> [TASK DETAILS]: Repeat the listing in full, word for word.

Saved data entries

◇ ◇ ◇ ◇ ◇

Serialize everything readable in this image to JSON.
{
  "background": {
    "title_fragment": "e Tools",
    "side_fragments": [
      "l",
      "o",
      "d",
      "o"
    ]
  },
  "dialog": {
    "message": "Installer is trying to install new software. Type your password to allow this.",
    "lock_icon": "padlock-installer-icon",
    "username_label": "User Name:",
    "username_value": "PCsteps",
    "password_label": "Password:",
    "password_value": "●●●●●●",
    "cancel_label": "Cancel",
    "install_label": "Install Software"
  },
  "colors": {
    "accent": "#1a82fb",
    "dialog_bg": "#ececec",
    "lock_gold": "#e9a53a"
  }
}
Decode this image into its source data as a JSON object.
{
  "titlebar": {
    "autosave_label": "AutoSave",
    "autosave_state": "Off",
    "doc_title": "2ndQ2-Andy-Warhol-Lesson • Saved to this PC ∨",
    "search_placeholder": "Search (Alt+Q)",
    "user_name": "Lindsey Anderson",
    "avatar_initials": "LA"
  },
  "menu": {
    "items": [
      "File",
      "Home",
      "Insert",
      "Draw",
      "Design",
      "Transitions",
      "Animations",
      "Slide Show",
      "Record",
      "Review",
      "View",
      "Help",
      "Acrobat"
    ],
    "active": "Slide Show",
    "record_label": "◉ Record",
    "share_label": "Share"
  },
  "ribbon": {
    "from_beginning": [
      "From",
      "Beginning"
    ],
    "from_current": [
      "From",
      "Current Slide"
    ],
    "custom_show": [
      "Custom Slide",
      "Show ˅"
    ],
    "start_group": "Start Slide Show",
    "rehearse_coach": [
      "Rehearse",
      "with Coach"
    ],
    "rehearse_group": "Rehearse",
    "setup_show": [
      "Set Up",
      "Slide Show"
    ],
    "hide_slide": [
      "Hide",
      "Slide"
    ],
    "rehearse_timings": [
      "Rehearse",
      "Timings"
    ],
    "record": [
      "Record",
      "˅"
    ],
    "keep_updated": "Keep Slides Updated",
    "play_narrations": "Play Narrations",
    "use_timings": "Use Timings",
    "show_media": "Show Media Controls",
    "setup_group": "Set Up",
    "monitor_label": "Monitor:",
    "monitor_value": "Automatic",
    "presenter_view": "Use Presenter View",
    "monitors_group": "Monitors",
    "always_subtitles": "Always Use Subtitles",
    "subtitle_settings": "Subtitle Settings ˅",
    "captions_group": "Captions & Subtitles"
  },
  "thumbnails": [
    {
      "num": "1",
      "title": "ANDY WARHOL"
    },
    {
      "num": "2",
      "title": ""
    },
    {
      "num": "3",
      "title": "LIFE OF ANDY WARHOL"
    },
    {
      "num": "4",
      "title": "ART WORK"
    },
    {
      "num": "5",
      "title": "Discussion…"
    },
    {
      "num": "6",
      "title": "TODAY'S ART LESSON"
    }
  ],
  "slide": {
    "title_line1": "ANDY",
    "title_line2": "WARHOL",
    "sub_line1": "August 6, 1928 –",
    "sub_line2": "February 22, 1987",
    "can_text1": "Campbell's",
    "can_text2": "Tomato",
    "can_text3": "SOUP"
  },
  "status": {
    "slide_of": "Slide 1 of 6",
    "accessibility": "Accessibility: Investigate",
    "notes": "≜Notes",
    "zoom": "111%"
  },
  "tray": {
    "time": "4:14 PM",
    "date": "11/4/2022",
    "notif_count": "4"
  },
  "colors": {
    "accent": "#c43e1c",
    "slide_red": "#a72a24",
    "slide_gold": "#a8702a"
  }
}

◇ ◇ ◇ ◇ ◇

> [WRITTEN REPLY]:
Serialize everything readable in this image to JSON.
{
  "background": {
    "title_fragment": "e Tools",
    "side_fragments": [
      "l",
      "o",
      "d",
      "o"
    ]
  },
  "dialog": {
    "message": "Installer is trying to install new software. Type your password to allow this.",
    "lock_icon": "padlock-installer-icon",
    "username_label": "User Name:",
    "username_value": "PCsteps",
    "password_label": "Password:",
    "password_value": "●●●●●●",
    "cancel_label": "Cancel",
    "install_label": "Install Software"
  },
  "colors": {
    "accent": "#1a82fb",
    "dialog_bg": "#ececec",
    "lock_gold": "#e9a53a"
  }
}
Decode this image into its source data as a JSON object.
{
  "titlebar": {
    "autosave_label": "AutoSave",
    "autosave_state": "Off",
    "doc_title": "2ndQ2-Andy-Warhol-Lesson • Saved to this PC ∨",
    "search_placeholder": "Search (Alt+Q)",
    "user_name": "Lindsey Anderson",
    "avatar_initials": "LA"
  },
  "menu": {
    "items": [
      "File",
      "Home",
      "Insert",
      "Draw",
      "Design",
      "Transitions",
      "Animations",
      "Slide Show",
      "Record",
      "Review",
      "View",
      "Help",
      "Acrobat"
    ],
    "active": "Slide Show",
    "record_label": "◉ Record",
    "share_label": "Share"
  },
  "ribbon": {
    "from_beginning": [
      "From",
      "Beginning"
    ],
    "from_current": [
      "From",
      "Current Slide"
    ],
    "custom_show": [
      "Custom Slide",
      "Show ˅"
    ],
    "start_group": "Start Slide Show",
    "rehearse_coach": [
      "Rehearse",
      "with Coach"
    ],
    "rehearse_group": "Rehearse",
    "setup_show": [
      "Set Up",
      "Slide Show"
    ],
    "hide_slide": [
      "Hide",
      "Slide"
    ],
    "rehearse_timings": [
      "Rehearse",
      "Timings"
    ],
    "record": [
      "Record",
      "˅"
    ],
    "keep_updated": "Keep Slides Updated",
    "play_narrations": "Play Narrations",
    "use_timings": "Use Timings",
    "show_media": "Show Media Controls",
    "setup_group": "Set Up",
    "monitor_label": "Monitor:",
    "monitor_value": "Automatic",
    "presenter_view": "Use Presenter View",
    "monitors_group": "Monitors",
    "always_subtitles": "Always Use Subtitles",
    "subtitle_settings": "Subtitle Settings ˅",
    "captions_group": "Captions & Subtitles"
  },
  "thumbnails": [
    {
      "num": "1",
      "title": "ANDY WARHOL"
    },
    {
      "num": "2",
      "title": ""
    },
    {
      "num": "3",
      "title": "LIFE OF ANDY WARHOL"
    },
    {
      "num": "4",
      "title": "ART WORK"
    },
    {
      "num": "5",
      "title": "Discussion…"
    },
    {
      "num": "6",
      "title": "TODAY'S ART LESSON"
    }
  ],
  "slide": {
    "title_line1": "ANDY",
    "title_line2": "WARHOL",
    "sub_line1": "August 6, 1928 –",
    "sub_line2": "February 22, 1987",
    "can_text1": "Campbell's",
    "can_text2": "Tomato",
    "can_text3": "SOUP"
  },
  "status": {
    "slide_of": "Slide 1 of 6",
    "accessibility": "Accessibility: Investigate",
    "notes": "≜Notes",
    "zoom": "111%"
  },
  "tray": {
    "time": "4:14 PM",
    "date": "11/4/2022",
    "notif_count": "4"
  },
  "colors": {
    "accent": "#c43e1c",
    "slide_red": "#a72a24",
    "slide_gold": "#a8702a"
  }
}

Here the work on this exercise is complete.